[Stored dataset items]
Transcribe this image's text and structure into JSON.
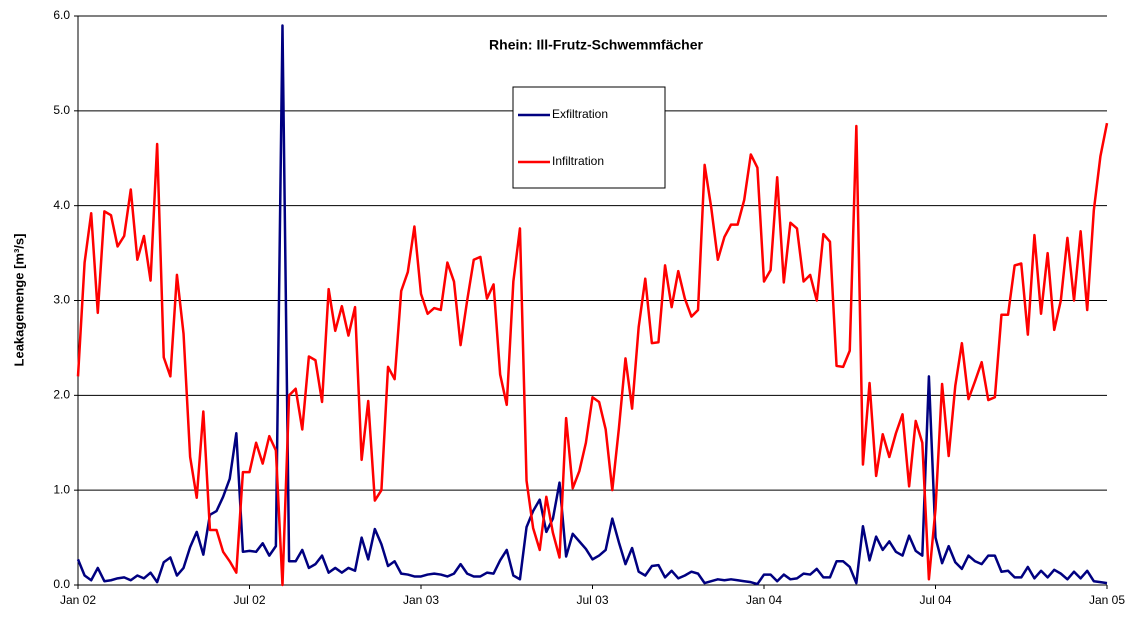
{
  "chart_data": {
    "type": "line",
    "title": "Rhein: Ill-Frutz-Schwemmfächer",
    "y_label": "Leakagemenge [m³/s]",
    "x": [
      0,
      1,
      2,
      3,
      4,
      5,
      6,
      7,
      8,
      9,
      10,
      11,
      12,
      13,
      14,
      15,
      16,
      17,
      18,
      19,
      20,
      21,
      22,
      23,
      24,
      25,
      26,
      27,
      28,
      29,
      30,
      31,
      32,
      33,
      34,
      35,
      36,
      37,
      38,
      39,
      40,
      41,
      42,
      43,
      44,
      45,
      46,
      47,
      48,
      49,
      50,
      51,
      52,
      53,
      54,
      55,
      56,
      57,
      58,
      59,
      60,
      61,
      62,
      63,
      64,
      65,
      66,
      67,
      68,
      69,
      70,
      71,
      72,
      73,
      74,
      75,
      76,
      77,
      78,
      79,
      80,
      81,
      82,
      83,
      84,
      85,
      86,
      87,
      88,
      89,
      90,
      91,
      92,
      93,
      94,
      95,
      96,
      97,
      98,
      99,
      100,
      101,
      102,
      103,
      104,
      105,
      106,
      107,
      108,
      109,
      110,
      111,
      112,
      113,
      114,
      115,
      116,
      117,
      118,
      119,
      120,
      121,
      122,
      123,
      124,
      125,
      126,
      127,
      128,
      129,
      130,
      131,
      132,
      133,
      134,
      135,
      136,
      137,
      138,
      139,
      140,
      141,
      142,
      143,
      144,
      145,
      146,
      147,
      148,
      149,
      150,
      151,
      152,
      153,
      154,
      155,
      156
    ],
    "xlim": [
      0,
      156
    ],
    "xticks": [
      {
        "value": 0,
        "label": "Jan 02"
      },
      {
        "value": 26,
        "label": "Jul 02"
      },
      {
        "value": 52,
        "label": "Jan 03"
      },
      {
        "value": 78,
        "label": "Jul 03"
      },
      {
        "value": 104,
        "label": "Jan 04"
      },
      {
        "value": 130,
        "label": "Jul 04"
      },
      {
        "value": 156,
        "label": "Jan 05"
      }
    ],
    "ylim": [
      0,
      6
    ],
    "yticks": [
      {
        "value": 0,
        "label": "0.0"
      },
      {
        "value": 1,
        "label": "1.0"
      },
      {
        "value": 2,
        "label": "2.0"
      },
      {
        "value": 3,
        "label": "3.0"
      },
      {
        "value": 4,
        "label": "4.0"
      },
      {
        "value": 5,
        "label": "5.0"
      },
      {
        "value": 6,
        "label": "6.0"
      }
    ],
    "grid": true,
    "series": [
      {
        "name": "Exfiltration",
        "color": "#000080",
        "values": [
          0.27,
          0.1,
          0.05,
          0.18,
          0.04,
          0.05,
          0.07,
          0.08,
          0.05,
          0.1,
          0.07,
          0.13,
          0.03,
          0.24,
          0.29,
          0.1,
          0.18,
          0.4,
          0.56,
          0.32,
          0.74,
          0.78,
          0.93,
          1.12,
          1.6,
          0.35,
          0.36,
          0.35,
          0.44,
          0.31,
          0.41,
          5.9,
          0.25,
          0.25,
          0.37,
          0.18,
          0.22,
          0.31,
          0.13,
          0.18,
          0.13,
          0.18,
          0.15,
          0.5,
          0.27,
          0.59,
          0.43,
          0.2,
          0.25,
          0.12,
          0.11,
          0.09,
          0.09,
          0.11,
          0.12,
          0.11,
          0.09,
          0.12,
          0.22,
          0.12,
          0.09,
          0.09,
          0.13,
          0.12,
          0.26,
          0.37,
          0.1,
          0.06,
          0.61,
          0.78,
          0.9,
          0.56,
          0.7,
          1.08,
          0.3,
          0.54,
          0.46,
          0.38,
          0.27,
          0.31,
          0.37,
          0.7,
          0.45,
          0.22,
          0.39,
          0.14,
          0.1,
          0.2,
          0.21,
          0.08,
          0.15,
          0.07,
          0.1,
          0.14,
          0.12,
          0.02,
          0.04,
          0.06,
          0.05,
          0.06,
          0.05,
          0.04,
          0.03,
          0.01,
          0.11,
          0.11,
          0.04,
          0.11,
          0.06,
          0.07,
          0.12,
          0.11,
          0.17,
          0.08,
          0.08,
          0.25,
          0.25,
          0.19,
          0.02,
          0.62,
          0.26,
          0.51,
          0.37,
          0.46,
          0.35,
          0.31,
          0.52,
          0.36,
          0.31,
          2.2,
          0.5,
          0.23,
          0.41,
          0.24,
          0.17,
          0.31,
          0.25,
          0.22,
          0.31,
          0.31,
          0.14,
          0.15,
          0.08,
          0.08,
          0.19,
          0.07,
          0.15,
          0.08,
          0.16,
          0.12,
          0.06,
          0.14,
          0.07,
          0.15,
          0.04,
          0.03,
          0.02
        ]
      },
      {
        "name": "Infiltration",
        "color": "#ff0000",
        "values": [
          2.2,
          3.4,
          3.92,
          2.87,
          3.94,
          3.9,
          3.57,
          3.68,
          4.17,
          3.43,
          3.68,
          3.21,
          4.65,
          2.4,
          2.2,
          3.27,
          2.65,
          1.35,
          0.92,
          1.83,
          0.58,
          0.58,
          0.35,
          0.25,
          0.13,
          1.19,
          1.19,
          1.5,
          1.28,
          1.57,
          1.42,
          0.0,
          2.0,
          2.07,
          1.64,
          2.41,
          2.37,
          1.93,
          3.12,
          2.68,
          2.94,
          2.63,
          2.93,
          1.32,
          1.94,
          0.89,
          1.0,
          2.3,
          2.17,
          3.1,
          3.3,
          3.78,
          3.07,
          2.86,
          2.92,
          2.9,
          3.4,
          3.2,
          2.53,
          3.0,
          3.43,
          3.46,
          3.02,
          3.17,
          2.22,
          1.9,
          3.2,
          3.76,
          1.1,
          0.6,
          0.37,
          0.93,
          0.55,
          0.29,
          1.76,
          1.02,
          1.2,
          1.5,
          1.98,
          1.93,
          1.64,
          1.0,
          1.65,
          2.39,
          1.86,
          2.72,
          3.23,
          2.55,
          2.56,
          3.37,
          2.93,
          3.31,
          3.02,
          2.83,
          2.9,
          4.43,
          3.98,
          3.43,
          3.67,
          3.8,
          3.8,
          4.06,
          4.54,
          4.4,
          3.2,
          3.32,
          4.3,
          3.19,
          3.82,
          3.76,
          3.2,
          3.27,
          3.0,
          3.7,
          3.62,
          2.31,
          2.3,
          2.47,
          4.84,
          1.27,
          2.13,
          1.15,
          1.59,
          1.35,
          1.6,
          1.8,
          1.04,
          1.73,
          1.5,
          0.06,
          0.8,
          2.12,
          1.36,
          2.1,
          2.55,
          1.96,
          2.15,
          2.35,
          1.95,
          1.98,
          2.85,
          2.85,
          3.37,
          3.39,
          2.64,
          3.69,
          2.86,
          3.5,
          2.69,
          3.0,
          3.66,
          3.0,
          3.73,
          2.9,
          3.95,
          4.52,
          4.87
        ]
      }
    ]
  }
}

- **What to work on**
From the listing above, report the number of lines containing the string "name", without any accompanying remarks.

- **Exercise output**
2